━━ TASK DATA ━━

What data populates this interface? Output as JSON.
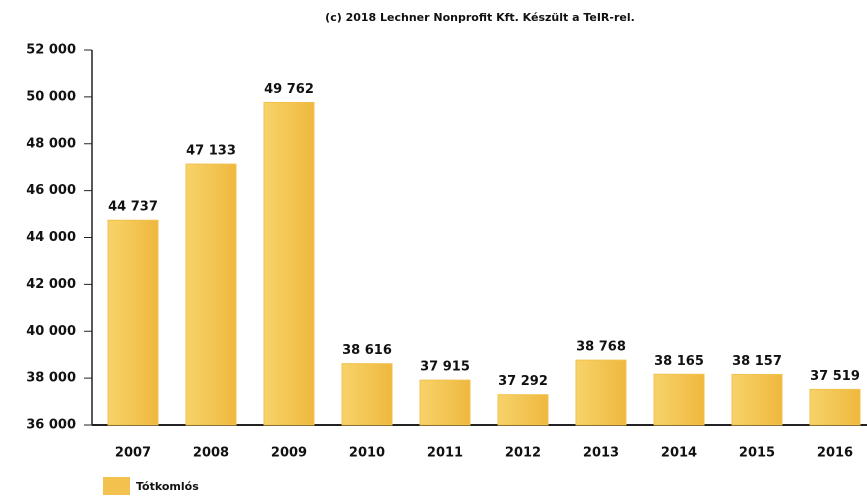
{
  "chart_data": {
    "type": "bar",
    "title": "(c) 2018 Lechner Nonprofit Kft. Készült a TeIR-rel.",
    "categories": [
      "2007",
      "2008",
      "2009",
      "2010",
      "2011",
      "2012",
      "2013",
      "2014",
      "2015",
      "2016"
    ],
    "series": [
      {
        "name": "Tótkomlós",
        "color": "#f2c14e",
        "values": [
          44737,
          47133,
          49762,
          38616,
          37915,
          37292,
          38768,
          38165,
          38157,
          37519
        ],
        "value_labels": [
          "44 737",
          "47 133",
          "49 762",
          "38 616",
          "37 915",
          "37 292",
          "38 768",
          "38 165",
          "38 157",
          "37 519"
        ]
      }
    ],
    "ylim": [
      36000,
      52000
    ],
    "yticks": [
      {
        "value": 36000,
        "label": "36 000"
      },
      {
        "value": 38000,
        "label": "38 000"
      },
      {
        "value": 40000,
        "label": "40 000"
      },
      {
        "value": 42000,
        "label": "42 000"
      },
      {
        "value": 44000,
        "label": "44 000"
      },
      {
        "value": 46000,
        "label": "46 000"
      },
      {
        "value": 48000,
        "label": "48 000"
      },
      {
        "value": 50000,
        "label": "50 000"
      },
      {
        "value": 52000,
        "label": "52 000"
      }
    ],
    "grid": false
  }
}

━━━
━━ TASK DATA ━━

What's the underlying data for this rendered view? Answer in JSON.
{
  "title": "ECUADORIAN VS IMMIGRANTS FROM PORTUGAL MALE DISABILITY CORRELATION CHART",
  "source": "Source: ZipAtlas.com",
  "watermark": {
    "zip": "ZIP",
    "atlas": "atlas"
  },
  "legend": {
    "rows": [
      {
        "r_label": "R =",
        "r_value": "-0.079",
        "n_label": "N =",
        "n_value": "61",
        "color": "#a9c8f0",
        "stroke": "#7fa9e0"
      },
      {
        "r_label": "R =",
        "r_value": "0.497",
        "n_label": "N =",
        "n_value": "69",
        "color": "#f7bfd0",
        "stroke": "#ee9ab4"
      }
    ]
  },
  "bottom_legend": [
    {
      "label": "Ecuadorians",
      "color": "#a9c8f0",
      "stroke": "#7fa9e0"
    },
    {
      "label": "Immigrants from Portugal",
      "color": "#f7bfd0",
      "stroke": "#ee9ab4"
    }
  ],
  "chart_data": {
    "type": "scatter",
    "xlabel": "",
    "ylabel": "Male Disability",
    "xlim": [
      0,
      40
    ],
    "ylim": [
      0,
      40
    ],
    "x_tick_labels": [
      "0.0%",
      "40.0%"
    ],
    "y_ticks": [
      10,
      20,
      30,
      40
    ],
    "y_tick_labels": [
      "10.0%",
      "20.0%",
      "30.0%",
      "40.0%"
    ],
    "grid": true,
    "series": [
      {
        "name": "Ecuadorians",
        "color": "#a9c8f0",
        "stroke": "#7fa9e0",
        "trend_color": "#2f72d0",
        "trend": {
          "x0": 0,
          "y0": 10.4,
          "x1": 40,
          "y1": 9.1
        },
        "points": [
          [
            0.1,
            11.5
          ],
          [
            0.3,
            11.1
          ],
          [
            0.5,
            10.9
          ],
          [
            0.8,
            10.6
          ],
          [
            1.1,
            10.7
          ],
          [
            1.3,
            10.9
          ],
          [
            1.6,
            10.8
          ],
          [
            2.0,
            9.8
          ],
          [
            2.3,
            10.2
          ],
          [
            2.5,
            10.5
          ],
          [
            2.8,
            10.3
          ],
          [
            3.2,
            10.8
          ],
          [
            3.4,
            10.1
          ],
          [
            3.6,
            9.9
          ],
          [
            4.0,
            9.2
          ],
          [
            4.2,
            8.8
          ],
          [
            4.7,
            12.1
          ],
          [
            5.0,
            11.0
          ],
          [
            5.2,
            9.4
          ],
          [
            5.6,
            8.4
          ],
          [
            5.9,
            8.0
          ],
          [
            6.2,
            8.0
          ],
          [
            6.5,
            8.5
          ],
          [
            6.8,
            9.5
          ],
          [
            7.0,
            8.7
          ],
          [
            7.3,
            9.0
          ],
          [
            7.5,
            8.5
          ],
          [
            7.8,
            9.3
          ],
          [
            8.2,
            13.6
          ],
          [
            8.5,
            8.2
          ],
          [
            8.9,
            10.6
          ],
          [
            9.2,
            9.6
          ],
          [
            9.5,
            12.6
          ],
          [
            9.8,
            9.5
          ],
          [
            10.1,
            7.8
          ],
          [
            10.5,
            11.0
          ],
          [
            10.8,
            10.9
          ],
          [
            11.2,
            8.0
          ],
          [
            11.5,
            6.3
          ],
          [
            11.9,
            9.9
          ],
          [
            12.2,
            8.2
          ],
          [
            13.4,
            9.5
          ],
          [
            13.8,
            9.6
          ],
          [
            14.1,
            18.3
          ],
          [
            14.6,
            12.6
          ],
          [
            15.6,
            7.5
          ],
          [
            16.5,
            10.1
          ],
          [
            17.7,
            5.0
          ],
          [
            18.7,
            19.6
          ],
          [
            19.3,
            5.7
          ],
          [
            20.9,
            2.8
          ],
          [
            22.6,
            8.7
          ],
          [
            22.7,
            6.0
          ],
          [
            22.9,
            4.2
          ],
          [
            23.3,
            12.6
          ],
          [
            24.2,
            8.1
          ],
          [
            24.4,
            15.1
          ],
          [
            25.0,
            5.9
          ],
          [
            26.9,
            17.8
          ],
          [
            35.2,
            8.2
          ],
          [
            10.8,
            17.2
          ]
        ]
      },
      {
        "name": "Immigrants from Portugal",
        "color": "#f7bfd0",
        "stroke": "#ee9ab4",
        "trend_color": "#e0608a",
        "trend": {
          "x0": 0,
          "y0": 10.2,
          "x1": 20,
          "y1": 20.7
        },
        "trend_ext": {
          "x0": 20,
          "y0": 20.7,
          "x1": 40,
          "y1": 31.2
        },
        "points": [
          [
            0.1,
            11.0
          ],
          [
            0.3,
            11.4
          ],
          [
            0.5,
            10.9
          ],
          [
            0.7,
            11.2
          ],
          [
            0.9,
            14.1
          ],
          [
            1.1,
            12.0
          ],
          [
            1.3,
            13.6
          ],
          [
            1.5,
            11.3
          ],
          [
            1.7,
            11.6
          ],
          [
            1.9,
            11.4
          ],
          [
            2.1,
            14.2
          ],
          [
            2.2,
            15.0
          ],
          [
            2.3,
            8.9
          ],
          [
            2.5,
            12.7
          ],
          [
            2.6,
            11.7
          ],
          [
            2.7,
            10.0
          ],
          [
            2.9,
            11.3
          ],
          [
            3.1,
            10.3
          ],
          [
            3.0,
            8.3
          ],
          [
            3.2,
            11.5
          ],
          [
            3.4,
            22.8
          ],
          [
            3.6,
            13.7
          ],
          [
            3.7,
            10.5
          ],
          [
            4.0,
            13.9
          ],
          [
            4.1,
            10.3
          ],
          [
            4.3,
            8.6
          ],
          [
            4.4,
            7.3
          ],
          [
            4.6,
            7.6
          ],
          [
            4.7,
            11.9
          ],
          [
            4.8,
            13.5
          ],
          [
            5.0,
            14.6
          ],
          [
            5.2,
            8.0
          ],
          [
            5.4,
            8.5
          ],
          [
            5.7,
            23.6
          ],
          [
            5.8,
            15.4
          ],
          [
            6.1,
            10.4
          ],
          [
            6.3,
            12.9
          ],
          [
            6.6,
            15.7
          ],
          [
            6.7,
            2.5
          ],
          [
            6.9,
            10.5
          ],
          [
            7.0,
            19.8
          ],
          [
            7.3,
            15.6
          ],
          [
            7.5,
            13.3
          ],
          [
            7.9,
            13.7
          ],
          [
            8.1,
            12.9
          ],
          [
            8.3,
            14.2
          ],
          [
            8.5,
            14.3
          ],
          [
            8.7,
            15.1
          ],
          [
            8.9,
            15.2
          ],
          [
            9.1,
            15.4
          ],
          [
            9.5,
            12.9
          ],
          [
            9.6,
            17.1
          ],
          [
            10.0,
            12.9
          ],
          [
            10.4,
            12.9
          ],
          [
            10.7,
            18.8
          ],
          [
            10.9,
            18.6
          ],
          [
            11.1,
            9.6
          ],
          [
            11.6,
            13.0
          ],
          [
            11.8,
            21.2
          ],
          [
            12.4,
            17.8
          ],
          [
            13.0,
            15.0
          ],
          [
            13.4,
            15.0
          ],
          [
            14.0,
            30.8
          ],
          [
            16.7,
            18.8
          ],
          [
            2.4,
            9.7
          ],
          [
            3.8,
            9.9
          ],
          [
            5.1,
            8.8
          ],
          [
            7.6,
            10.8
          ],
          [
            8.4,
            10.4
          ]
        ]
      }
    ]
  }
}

━━━

→ WHAT TO WORK ON: Go over the records above line by line and count those holding the word "stroke". Reply only with the number.

→ TASK RESPONSE: 6